**Objective:** Transcribe verbatim every line from the line containing "Read this page and output its text content." to the end of the entries, including both endpoints. Output nothing beyond those lines.

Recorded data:
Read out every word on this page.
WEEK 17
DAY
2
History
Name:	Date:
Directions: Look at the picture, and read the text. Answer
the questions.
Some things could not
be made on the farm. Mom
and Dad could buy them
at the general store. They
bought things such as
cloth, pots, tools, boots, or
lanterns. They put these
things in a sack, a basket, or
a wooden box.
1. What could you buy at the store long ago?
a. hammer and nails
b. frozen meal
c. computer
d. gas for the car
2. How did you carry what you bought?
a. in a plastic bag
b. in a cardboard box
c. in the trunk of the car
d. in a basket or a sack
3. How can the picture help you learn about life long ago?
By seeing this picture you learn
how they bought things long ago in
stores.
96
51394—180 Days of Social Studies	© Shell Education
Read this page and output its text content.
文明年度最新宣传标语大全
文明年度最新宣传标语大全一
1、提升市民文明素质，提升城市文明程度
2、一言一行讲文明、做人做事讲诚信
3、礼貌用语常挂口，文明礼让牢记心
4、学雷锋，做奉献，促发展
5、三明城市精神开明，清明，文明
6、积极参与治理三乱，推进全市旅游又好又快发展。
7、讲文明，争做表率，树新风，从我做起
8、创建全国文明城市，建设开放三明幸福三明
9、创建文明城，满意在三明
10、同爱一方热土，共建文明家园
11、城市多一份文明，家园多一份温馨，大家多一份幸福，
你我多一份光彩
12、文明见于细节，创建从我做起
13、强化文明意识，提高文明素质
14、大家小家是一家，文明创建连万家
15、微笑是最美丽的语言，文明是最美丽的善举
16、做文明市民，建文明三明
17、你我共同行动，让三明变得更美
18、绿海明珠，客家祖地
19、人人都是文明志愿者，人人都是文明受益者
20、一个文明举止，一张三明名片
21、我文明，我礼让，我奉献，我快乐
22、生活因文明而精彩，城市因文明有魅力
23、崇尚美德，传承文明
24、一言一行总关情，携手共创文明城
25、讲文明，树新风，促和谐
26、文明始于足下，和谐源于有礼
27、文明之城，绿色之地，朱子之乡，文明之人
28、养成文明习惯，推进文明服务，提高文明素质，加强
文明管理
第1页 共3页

**Result for this exercise:**
Read this page and output its text content.
文明年度最新宣传标语大全
文明年度最新宣传标语大全一
1、提升市民文明素质，提升城市文明程度
2、一言一行讲文明、做人做事讲诚信
3、礼貌用语常挂口，文明礼让牢记心
4、学雷锋，做奉献，促发展
5、三明城市精神开明，清明，文明
6、积极参与治理三乱，推进全市旅游又好又快发展。
7、讲文明，争做表率，树新风，从我做起
8、创建全国文明城市，建设开放三明幸福三明
9、创建文明城，满意在三明
10、同爱一方热土，共建文明家园
11、城市多一份文明，家园多一份温馨，大家多一份幸福，
你我多一份光彩
12、文明见于细节，创建从我做起
13、强化文明意识，提高文明素质
14、大家小家是一家，文明创建连万家
15、微笑是最美丽的语言，文明是最美丽的善举
16、做文明市民，建文明三明
17、你我共同行动，让三明变得更美
18、绿海明珠，客家祖地
19、人人都是文明志愿者，人人都是文明受益者
20、一个文明举止，一张三明名片
21、我文明，我礼让，我奉献，我快乐
22、生活因文明而精彩，城市因文明有魅力
23、崇尚美德，传承文明
24、一言一行总关情，携手共创文明城
25、讲文明，树新风，促和谐
26、文明始于足下，和谐源于有礼
27、文明之城，绿色之地，朱子之乡，文明之人
28、养成文明习惯，推进文明服务，提高文明素质，加强
文明管理
第1页 共3页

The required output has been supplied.